■ Written task
Each of the entries should be retyped precisely as it appears.

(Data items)
START
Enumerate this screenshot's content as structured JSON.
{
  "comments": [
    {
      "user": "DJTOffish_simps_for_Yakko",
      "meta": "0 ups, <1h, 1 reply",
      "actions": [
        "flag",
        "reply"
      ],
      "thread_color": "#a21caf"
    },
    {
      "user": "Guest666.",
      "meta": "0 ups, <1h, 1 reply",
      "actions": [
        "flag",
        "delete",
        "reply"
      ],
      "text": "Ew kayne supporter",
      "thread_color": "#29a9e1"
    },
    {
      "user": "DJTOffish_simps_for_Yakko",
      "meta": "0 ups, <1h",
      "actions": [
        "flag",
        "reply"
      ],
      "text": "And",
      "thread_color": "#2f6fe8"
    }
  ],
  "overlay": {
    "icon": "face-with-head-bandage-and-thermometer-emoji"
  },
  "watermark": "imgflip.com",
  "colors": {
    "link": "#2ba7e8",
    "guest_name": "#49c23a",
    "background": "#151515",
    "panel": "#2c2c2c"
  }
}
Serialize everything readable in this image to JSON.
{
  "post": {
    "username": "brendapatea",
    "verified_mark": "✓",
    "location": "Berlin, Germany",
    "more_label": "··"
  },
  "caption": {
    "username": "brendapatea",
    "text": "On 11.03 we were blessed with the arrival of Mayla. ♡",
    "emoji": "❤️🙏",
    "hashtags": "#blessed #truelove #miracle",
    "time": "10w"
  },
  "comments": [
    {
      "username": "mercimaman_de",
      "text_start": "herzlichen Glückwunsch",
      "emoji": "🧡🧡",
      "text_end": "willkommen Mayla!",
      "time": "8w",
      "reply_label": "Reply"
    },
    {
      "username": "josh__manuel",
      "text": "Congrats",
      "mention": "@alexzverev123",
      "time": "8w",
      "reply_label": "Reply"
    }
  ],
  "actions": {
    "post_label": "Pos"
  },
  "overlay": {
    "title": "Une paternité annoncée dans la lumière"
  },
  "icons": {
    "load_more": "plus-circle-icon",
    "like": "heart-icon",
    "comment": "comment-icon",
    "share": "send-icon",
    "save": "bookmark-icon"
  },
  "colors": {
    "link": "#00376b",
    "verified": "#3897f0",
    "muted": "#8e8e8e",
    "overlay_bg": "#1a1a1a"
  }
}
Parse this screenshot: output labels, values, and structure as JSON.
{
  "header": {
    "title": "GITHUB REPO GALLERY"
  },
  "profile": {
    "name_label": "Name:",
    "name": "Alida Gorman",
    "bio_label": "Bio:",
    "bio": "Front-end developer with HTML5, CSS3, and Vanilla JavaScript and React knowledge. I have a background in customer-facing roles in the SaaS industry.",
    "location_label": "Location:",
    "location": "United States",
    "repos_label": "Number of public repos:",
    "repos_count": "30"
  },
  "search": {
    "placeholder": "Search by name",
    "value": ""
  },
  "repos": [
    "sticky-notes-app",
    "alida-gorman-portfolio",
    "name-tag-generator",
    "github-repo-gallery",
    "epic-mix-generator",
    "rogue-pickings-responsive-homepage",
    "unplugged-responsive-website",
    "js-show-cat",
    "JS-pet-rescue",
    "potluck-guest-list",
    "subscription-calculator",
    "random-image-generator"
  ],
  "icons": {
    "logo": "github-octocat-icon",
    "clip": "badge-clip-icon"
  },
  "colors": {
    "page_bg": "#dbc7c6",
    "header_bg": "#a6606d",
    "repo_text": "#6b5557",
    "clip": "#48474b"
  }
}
END
■ Task answer
Enumerate this screenshot's content as structured JSON.
{
  "comments": [
    {
      "user": "DJTOffish_simps_for_Yakko",
      "meta": "0 ups, <1h, 1 reply",
      "actions": [
        "flag",
        "reply"
      ],
      "thread_color": "#a21caf"
    },
    {
      "user": "Guest666.",
      "meta": "0 ups, <1h, 1 reply",
      "actions": [
        "flag",
        "delete",
        "reply"
      ],
      "text": "Ew kayne supporter",
      "thread_color": "#29a9e1"
    },
    {
      "user": "DJTOffish_simps_for_Yakko",
      "meta": "0 ups, <1h",
      "actions": [
        "flag",
        "reply"
      ],
      "text": "And",
      "thread_color": "#2f6fe8"
    }
  ],
  "overlay": {
    "icon": "face-with-head-bandage-and-thermometer-emoji"
  },
  "watermark": "imgflip.com",
  "colors": {
    "link": "#2ba7e8",
    "guest_name": "#49c23a",
    "background": "#151515",
    "panel": "#2c2c2c"
  }
}
Serialize everything readable in this image to JSON.
{
  "post": {
    "username": "brendapatea",
    "verified_mark": "✓",
    "location": "Berlin, Germany",
    "more_label": "··"
  },
  "caption": {
    "username": "brendapatea",
    "text": "On 11.03 we were blessed with the arrival of Mayla. ♡",
    "emoji": "❤️🙏",
    "hashtags": "#blessed #truelove #miracle",
    "time": "10w"
  },
  "comments": [
    {
      "username": "mercimaman_de",
      "text_start": "herzlichen Glückwunsch",
      "emoji": "🧡🧡",
      "text_end": "willkommen Mayla!",
      "time": "8w",
      "reply_label": "Reply"
    },
    {
      "username": "josh__manuel",
      "text": "Congrats",
      "mention": "@alexzverev123",
      "time": "8w",
      "reply_label": "Reply"
    }
  ],
  "actions": {
    "post_label": "Pos"
  },
  "overlay": {
    "title": "Une paternité annoncée dans la lumière"
  },
  "icons": {
    "load_more": "plus-circle-icon",
    "like": "heart-icon",
    "comment": "comment-icon",
    "share": "send-icon",
    "save": "bookmark-icon"
  },
  "colors": {
    "link": "#00376b",
    "verified": "#3897f0",
    "muted": "#8e8e8e",
    "overlay_bg": "#1a1a1a"
  }
}
Parse this screenshot: output labels, values, and structure as JSON.
{
  "header": {
    "title": "GITHUB REPO GALLERY"
  },
  "profile": {
    "name_label": "Name:",
    "name": "Alida Gorman",
    "bio_label": "Bio:",
    "bio": "Front-end developer with HTML5, CSS3, and Vanilla JavaScript and React knowledge. I have a background in customer-facing roles in the SaaS industry.",
    "location_label": "Location:",
    "location": "United States",
    "repos_label": "Number of public repos:",
    "repos_count": "30"
  },
  "search": {
    "placeholder": "Search by name",
    "value": ""
  },
  "repos": [
    "sticky-notes-app",
    "alida-gorman-portfolio",
    "name-tag-generator",
    "github-repo-gallery",
    "epic-mix-generator",
    "rogue-pickings-responsive-homepage",
    "unplugged-responsive-website",
    "js-show-cat",
    "JS-pet-rescue",
    "potluck-guest-list",
    "subscription-calculator",
    "random-image-generator"
  ],
  "icons": {
    "logo": "github-octocat-icon",
    "clip": "badge-clip-icon"
  },
  "colors": {
    "page_bg": "#dbc7c6",
    "header_bg": "#a6606d",
    "repo_text": "#6b5557",
    "clip": "#48474b"
  }
}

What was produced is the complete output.